# What to do
Copy out each line that includes the word "email".

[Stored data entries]
<<<<

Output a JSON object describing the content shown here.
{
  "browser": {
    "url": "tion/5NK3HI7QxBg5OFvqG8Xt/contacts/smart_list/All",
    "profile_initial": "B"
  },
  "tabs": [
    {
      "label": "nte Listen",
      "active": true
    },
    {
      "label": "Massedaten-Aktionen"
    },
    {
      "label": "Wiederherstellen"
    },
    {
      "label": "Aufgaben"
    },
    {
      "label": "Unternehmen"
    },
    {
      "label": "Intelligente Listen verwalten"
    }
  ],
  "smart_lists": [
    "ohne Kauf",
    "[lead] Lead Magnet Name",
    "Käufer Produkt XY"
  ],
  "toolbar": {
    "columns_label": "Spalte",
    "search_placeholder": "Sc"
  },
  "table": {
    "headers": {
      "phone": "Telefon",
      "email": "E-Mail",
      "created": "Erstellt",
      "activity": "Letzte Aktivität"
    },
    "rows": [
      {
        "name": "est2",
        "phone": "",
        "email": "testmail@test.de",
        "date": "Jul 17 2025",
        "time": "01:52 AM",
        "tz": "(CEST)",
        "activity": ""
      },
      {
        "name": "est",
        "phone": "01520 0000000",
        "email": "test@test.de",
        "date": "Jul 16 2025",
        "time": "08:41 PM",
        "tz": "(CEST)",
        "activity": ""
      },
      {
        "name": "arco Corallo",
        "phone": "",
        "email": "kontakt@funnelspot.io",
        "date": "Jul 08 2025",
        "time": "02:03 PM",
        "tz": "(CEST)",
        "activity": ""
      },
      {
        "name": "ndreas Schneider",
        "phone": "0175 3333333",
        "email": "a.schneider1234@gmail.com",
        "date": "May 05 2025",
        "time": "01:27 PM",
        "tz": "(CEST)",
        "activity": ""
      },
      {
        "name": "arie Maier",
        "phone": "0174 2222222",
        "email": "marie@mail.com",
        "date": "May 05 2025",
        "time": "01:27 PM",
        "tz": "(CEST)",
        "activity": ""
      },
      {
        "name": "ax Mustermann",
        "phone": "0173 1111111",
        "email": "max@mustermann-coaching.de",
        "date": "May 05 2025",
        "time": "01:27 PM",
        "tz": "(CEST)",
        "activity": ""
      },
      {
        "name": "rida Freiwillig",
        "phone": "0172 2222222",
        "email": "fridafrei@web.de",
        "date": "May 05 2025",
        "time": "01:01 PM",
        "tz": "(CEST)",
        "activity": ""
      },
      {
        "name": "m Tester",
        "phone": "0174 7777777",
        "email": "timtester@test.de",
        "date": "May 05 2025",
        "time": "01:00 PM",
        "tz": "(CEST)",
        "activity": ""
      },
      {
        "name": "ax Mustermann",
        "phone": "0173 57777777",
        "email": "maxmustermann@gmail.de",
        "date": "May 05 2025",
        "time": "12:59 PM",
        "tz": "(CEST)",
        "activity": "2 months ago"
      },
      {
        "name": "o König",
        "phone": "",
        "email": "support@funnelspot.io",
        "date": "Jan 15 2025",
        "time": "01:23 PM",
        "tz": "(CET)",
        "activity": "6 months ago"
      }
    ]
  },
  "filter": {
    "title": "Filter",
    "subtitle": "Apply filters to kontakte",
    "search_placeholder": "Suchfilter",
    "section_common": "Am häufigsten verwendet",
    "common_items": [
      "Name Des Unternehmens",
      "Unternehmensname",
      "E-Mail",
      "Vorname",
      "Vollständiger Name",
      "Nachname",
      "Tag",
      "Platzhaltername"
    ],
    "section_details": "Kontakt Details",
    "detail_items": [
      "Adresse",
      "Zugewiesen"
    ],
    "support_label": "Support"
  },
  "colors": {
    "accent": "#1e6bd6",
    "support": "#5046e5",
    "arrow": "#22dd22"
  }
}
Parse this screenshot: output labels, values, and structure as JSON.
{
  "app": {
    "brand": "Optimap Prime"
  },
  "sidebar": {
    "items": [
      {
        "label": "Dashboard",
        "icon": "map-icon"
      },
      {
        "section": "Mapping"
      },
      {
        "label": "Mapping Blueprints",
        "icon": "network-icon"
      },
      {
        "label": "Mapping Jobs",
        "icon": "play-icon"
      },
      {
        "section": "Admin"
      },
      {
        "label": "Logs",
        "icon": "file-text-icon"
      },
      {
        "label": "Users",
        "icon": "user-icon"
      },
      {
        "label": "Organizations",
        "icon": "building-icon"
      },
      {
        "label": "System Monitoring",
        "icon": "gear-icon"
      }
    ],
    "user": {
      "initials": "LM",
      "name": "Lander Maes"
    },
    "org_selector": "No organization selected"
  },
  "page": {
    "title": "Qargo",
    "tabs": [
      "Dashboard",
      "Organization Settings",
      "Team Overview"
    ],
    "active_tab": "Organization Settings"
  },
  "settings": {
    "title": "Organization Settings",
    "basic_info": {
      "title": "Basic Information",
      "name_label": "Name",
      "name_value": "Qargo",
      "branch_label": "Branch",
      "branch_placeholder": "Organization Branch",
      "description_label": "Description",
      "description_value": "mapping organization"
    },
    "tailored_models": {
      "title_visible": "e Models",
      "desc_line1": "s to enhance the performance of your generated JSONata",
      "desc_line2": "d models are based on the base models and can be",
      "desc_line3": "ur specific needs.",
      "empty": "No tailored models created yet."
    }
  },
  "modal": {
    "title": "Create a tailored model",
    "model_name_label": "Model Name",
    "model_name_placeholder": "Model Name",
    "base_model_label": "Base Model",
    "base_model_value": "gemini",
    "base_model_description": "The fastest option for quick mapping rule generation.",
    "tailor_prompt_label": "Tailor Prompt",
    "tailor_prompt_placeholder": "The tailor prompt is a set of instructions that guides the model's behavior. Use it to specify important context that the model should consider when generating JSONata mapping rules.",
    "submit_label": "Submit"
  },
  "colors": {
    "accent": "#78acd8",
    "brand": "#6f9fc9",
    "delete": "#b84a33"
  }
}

>>>>

# Solution for this problem
      "email": "E-Mail",
        "email": "testmail@test.de",
        "email": "test@test.de",
        "email": "kontakt@funnelspot.io",
        "email": "a.schneider1234@gmail.com",
        "email": "marie@mail.com",
        "email": "max@mustermann-coaching.de",
        "email": "fridafrei@web.de",
        "email": "timtester@test.de",
        "email": "maxmustermann@gmail.de",
        "email": "support@funnelspot.io",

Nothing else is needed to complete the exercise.